Entries follow. Set all of them down as they stand.

**GIVEN ENTRIES**
══════════

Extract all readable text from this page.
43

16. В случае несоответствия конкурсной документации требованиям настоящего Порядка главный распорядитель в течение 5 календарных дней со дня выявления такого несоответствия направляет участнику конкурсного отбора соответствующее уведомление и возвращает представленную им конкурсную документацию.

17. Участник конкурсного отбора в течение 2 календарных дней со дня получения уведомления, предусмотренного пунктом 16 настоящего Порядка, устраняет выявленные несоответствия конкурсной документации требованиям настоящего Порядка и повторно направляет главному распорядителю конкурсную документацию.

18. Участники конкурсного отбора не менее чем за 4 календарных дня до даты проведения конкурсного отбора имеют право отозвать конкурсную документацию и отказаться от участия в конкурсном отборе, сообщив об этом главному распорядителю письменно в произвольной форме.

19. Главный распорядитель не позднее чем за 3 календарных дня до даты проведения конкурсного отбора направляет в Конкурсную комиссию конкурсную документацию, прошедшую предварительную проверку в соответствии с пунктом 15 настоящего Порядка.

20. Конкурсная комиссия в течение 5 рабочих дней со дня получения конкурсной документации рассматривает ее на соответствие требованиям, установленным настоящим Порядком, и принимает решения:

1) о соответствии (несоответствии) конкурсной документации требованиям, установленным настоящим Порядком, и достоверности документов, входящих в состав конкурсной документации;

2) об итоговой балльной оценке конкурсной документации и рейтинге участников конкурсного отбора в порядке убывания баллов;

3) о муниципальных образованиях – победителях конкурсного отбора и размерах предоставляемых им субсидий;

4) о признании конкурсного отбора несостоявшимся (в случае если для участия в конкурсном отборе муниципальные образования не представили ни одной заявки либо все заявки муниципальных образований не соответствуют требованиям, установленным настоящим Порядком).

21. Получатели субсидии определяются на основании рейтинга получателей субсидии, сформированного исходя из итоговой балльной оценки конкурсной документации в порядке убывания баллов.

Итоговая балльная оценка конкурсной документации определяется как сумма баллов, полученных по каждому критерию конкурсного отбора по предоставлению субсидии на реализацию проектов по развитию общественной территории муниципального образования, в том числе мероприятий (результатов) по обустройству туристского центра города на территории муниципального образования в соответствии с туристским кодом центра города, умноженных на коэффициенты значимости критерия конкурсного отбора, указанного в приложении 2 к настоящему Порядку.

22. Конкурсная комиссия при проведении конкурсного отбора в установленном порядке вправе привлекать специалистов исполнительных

══════════

**RESPONSE TO THIS EXERCISE**
Extract all readable text from this page.
43

16. В случае несоответствия конкурсной документации требованиям настоящего Порядка главный распорядитель в течение 5 календарных дней со дня выявления такого несоответствия направляет участнику конкурсного отбора соответствующее уведомление и возвращает представленную им конкурсную документацию.

17. Участник конкурсного отбора в течение 2 календарных дней со дня получения уведомления, предусмотренного пунктом 16 настоящего Порядка, устраняет выявленные несоответствия конкурсной документации требованиям настоящего Порядка и повторно направляет главному распорядителю конкурсную документацию.

18. Участники конкурсного отбора не менее чем за 4 календарных дня до даты проведения конкурсного отбора имеют право отозвать конкурсную документацию и отказаться от участия в конкурсном отборе, сообщив об этом главному распорядителю письменно в произвольной форме.

19. Главный распорядитель не позднее чем за 3 календарных дня до даты проведения конкурсного отбора направляет в Конкурсную комиссию конкурсную документацию, прошедшую предварительную проверку в соответствии с пунктом 15 настоящего Порядка.

20. Конкурсная комиссия в течение 5 рабочих дней со дня получения конкурсной документации рассматривает ее на соответствие требованиям, установленным настоящим Порядком, и принимает решения:

1) о соответствии (несоответствии) конкурсной документации требованиям, установленным настоящим Порядком, и достоверности документов, входящих в состав конкурсной документации;

2) об итоговой балльной оценке конкурсной документации и рейтинге участников конкурсного отбора в порядке убывания баллов;

3) о муниципальных образованиях – победителях конкурсного отбора и размерах предоставляемых им субсидий;

4) о признании конкурсного отбора несостоявшимся (в случае если для участия в конкурсном отборе муниципальные образования не представили ни одной заявки либо все заявки муниципальных образований не соответствуют требованиям, установленным настоящим Порядком).

21. Получатели субсидии определяются на основании рейтинга получателей субсидии, сформированного исходя из итоговой балльной оценки конкурсной документации в порядке убывания баллов.

Итоговая балльная оценка конкурсной документации определяется как сумма баллов, полученных по каждому критерию конкурсного отбора по предоставлению субсидии на реализацию проектов по развитию общественной территории муниципального образования, в том числе мероприятий (результатов) по обустройству туристского центра города на территории муниципального образования в соответствии с туристским кодом центра города, умноженных на коэффициенты значимости критерия конкурсного отбора, указанного в приложении 2 к настоящему Порядку.

22. Конкурсная комиссия при проведении конкурсного отбора в установленном порядке вправе привлекать специалистов исполнительных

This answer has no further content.